··· Data listing ···

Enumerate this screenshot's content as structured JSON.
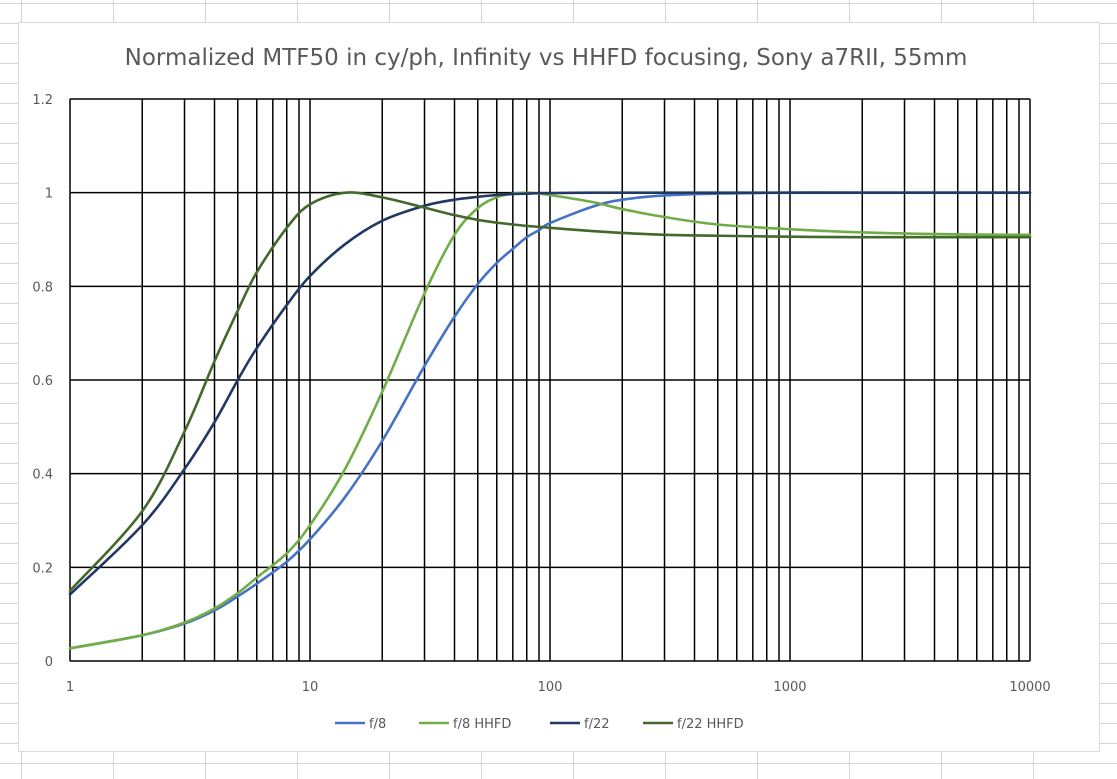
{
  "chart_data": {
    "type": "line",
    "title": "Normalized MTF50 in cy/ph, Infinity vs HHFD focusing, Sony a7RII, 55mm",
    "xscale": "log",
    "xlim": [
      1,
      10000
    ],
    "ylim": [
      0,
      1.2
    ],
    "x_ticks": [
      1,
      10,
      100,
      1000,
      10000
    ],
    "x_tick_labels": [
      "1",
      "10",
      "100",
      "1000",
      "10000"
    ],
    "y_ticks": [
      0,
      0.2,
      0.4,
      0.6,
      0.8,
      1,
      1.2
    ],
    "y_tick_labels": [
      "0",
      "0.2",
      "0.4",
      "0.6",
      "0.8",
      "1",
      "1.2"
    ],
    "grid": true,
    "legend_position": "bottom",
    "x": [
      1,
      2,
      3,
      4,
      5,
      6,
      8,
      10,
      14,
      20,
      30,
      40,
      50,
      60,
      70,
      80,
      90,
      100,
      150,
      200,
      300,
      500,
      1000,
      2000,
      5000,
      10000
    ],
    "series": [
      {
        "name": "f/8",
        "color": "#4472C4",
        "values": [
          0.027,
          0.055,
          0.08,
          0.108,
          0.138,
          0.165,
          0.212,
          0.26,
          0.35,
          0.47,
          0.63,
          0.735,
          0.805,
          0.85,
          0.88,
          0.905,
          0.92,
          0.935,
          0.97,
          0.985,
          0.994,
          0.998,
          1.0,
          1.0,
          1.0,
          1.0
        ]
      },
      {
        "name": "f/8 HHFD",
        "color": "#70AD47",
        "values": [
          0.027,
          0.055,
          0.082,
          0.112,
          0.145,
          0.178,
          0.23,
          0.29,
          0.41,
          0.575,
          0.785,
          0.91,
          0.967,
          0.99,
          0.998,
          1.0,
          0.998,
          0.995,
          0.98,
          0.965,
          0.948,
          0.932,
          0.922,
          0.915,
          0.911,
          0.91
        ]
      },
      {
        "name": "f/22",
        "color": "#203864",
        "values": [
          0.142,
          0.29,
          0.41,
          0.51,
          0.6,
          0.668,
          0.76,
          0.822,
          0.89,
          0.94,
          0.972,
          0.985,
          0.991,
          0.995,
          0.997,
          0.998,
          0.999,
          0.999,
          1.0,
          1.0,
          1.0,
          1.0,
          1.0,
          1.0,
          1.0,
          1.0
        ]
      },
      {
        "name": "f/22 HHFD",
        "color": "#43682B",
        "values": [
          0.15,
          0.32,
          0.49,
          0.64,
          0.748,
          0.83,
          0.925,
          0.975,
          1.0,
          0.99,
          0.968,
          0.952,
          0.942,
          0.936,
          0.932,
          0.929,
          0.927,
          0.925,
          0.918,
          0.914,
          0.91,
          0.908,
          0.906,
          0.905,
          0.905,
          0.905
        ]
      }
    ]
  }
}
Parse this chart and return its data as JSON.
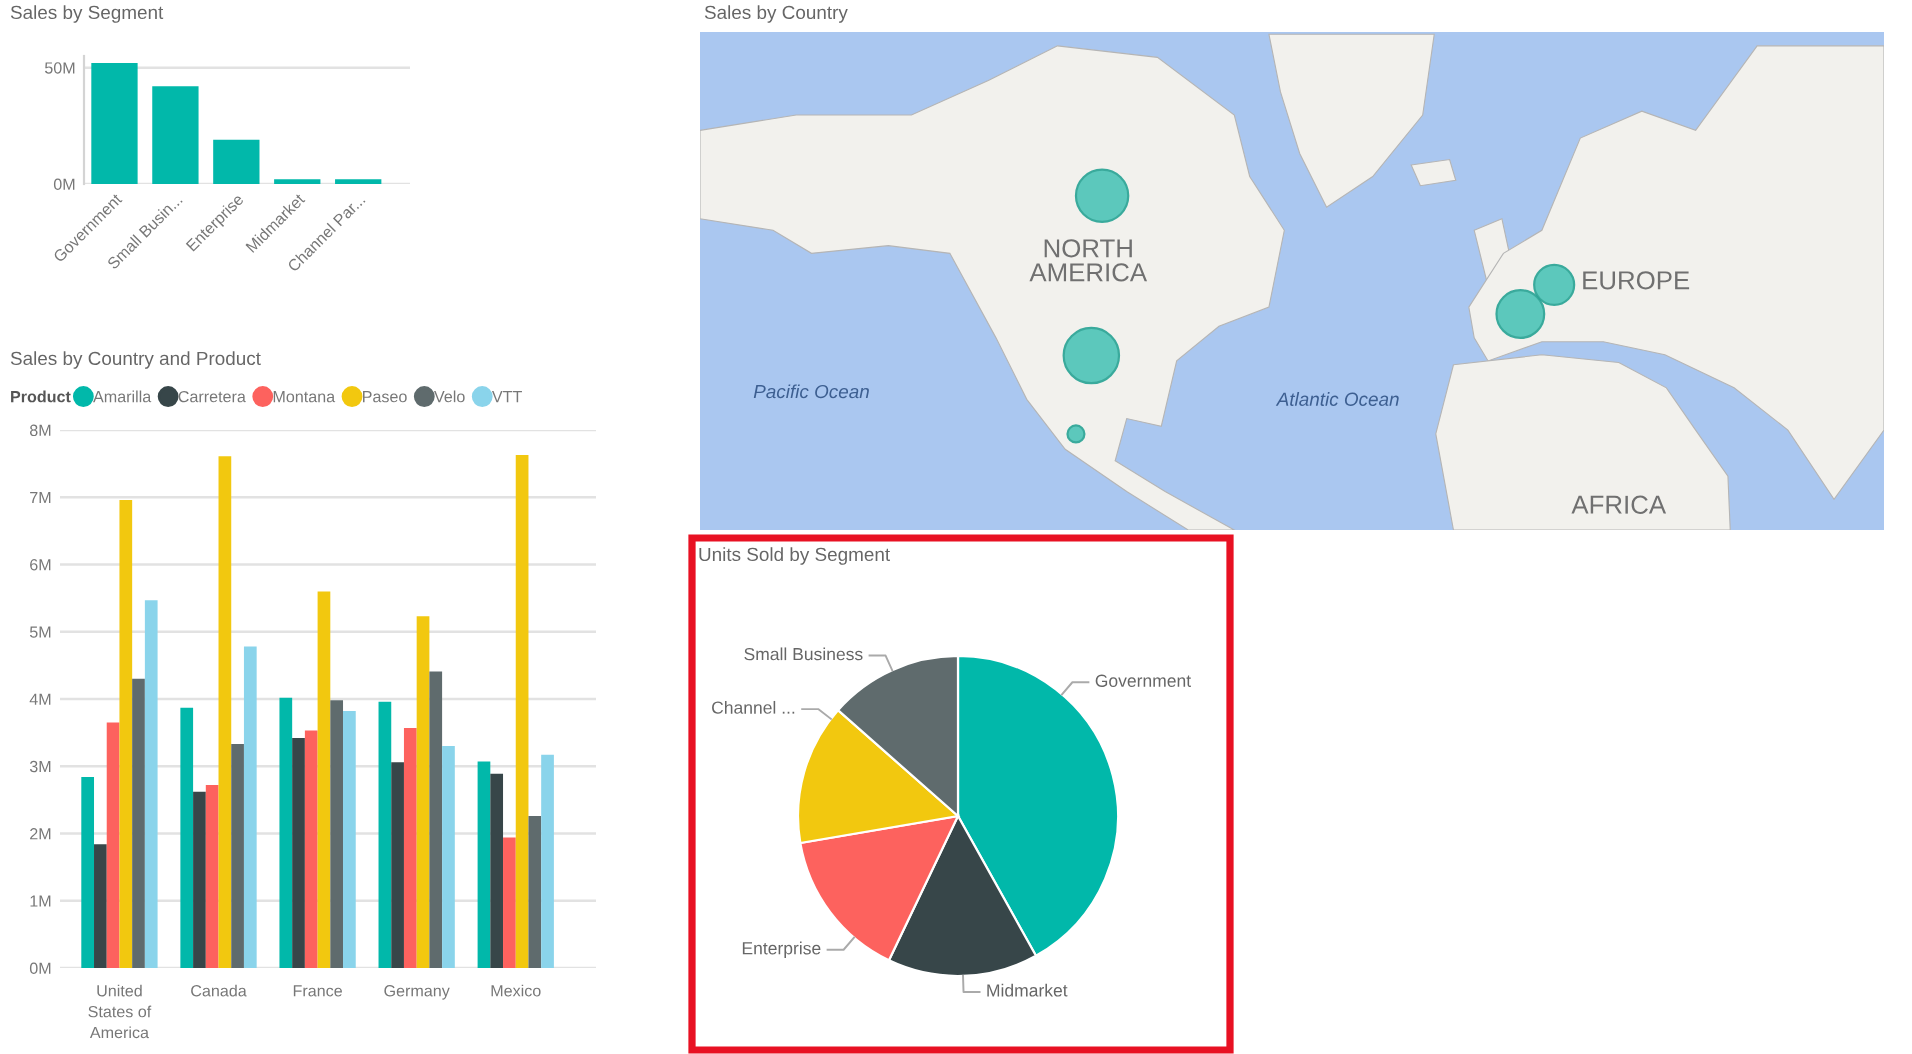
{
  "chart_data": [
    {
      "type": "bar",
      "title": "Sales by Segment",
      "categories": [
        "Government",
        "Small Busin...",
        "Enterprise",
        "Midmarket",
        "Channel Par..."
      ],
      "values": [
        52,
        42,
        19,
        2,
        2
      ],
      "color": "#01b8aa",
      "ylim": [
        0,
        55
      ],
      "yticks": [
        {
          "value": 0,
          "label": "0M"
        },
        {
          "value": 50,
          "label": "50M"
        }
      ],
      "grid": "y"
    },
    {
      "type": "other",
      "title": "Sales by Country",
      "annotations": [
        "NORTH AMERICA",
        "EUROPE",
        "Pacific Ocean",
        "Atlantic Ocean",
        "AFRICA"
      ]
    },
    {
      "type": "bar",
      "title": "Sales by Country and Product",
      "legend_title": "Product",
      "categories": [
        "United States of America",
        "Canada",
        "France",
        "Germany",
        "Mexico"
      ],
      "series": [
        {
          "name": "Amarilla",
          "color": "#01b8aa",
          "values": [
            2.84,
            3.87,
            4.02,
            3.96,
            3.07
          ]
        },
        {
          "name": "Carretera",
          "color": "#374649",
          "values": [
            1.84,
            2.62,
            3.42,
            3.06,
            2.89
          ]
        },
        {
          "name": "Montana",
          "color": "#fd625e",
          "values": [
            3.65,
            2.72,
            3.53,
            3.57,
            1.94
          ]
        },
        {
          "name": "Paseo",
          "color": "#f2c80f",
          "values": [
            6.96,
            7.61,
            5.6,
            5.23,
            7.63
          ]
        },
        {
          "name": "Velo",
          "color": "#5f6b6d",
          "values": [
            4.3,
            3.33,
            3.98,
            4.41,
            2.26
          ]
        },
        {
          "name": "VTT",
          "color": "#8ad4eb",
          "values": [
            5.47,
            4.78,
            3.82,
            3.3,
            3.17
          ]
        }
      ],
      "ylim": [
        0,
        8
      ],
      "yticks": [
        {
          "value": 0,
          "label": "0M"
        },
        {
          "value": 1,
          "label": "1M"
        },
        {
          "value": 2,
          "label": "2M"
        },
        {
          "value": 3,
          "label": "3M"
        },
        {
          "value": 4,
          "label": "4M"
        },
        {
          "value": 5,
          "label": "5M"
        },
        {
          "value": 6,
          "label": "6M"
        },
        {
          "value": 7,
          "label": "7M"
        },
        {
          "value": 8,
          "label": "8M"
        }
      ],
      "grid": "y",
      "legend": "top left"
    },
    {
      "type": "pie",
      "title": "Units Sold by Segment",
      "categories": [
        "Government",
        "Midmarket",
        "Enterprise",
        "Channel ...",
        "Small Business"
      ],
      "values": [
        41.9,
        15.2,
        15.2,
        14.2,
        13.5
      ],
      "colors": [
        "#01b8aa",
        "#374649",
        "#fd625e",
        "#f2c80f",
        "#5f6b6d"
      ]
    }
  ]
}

···
··· Data listing ···

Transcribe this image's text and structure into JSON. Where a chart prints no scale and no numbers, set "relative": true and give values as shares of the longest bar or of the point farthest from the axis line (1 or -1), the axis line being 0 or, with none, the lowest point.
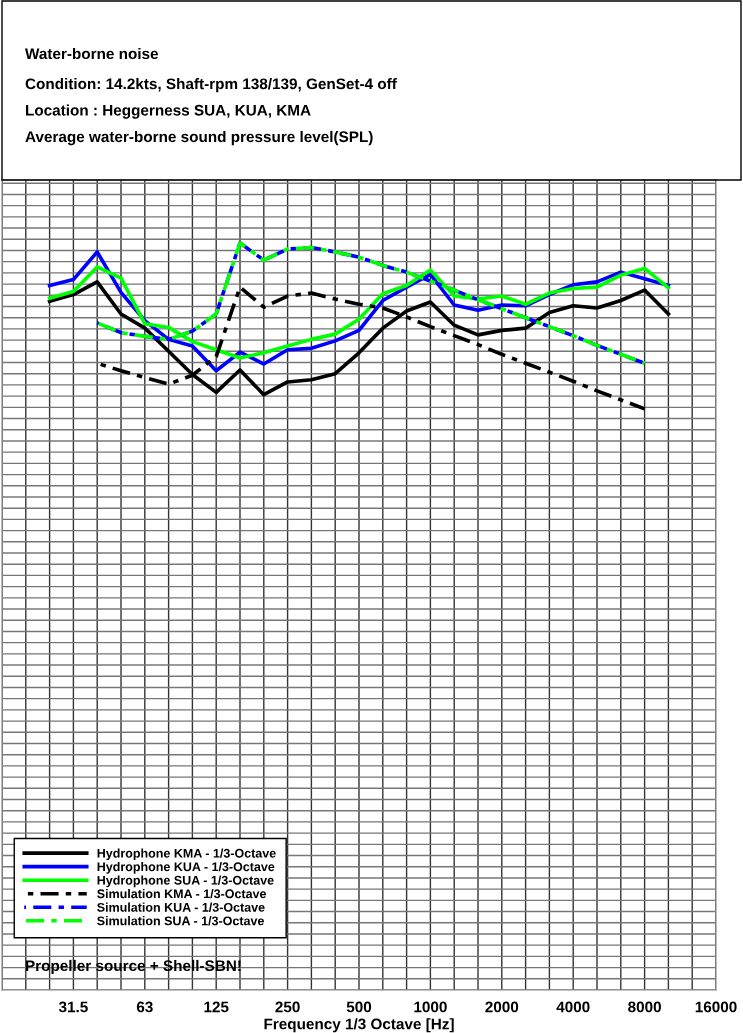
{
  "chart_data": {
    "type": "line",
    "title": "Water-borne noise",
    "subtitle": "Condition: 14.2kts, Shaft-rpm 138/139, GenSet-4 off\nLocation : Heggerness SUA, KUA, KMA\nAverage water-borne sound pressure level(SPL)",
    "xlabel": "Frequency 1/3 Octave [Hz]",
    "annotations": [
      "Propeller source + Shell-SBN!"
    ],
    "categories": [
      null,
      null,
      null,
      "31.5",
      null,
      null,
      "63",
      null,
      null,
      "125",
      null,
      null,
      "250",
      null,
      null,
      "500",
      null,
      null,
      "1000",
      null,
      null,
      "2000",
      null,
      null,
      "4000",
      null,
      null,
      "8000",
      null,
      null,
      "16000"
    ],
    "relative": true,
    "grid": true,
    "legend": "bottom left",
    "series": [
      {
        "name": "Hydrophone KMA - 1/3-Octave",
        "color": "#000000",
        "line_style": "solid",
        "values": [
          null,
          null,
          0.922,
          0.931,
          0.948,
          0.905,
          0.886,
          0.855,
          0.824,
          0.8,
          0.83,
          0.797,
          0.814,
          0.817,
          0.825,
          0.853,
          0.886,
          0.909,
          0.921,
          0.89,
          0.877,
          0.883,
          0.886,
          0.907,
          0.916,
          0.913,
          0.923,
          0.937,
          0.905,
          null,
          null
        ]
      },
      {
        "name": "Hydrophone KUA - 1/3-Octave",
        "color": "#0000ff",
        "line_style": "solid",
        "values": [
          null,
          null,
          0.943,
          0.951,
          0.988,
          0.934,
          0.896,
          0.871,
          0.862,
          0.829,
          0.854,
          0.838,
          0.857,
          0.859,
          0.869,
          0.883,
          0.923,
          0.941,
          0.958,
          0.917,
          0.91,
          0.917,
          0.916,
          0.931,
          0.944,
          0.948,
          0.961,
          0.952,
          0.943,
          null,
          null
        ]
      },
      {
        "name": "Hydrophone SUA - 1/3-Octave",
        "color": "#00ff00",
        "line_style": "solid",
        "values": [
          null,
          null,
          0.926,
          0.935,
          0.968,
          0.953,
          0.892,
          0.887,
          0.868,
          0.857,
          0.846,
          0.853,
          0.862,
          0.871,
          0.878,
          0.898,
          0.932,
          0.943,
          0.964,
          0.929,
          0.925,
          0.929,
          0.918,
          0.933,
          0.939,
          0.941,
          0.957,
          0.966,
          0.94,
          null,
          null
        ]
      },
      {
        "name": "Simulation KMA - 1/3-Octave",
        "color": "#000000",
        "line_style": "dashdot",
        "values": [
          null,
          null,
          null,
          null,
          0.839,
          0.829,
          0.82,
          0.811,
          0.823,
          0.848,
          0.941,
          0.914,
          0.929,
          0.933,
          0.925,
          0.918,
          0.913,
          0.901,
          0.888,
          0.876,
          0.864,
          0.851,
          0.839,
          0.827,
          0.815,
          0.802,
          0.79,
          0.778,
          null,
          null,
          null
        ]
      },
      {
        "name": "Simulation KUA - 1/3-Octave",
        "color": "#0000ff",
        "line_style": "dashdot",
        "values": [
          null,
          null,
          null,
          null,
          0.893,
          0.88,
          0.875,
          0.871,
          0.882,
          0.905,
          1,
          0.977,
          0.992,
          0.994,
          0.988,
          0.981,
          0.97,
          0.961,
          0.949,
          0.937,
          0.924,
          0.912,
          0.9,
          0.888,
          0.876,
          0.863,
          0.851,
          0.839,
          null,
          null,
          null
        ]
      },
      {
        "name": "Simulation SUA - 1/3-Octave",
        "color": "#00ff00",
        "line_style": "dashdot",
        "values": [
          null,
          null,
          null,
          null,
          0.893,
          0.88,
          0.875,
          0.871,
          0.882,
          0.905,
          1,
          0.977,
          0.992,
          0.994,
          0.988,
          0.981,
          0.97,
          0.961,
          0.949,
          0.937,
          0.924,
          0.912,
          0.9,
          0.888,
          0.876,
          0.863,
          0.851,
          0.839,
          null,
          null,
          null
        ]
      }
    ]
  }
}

···
··· Data listing ···

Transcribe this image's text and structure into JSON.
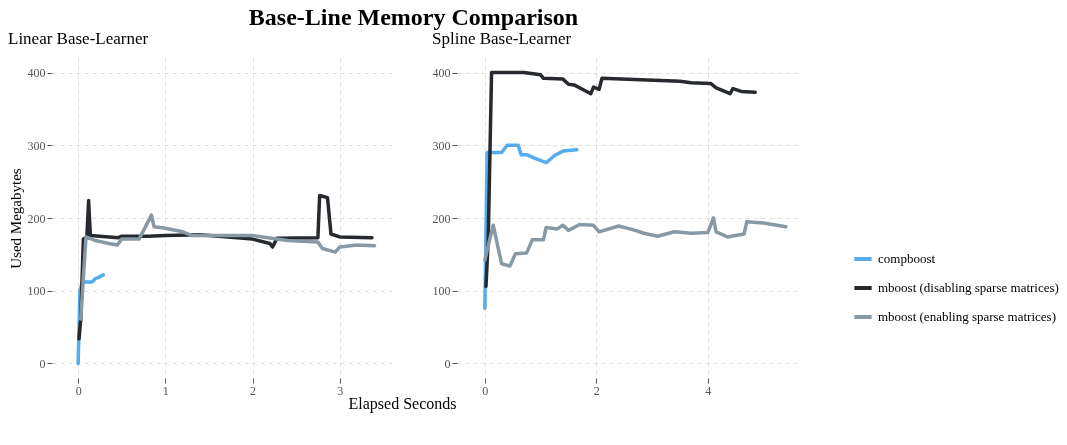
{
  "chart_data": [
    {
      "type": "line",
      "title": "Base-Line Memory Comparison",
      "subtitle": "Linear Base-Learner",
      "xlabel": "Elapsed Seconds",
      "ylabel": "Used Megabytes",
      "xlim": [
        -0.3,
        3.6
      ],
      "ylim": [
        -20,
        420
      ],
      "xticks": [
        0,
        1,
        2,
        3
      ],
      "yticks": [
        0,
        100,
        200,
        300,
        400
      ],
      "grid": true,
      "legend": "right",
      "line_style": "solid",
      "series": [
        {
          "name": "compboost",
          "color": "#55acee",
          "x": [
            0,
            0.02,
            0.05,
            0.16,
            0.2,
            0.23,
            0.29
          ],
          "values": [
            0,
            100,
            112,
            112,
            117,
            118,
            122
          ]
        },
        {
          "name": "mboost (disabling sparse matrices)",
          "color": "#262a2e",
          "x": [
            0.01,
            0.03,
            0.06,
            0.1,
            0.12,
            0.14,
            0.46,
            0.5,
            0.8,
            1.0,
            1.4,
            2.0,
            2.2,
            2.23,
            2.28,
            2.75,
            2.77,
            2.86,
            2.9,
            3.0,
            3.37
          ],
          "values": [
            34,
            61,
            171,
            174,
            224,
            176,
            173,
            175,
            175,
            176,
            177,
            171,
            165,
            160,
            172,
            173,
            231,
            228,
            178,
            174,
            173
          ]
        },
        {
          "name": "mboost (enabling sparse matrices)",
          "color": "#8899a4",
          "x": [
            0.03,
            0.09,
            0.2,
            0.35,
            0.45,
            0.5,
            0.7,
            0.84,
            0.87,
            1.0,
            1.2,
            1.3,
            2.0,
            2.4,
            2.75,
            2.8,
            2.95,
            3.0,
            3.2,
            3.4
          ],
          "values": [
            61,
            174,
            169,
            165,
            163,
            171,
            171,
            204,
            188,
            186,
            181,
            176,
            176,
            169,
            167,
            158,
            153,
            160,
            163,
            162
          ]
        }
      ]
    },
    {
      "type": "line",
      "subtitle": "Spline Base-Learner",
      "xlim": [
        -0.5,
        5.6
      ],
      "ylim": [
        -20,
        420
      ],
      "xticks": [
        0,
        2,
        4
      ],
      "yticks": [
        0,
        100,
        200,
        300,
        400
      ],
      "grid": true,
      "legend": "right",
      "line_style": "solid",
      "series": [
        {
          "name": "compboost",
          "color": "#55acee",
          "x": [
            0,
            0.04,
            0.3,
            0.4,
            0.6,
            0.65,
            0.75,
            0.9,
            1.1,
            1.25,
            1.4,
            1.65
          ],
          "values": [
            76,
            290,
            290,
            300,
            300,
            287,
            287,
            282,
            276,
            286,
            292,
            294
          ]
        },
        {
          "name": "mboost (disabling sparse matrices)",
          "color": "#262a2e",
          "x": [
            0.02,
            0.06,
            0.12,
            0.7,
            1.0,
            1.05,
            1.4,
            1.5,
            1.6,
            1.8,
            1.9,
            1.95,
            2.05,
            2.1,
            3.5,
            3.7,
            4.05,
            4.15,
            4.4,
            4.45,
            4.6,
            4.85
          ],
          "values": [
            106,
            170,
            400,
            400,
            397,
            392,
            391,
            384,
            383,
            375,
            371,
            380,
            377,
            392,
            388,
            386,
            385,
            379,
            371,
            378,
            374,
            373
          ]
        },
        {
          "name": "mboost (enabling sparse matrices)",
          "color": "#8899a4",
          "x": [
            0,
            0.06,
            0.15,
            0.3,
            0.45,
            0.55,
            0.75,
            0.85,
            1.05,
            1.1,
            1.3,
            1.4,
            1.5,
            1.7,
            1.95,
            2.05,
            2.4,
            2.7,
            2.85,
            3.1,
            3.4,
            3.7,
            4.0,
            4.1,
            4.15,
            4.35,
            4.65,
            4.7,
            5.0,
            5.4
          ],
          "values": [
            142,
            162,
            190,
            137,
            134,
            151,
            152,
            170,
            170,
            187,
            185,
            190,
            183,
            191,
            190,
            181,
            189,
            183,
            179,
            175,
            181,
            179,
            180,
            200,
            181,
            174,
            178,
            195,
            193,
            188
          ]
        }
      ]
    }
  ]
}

···

Written instruction: Copy out every line of the data that includes "this".

The reply:
Enumerate this screenshot's content as structured JSON.
Parse this chart and return its data as JSON.
Transcribe this image's text and structure into JSON. Where a chart prints no scale and no numbers, set "relative": true and give values as shares of the longest bar or of the point farthest from the axis line (1 or -1), the axis line being 0 or, with none, the lowest point.
Transcribe this image's text and structure into JSON.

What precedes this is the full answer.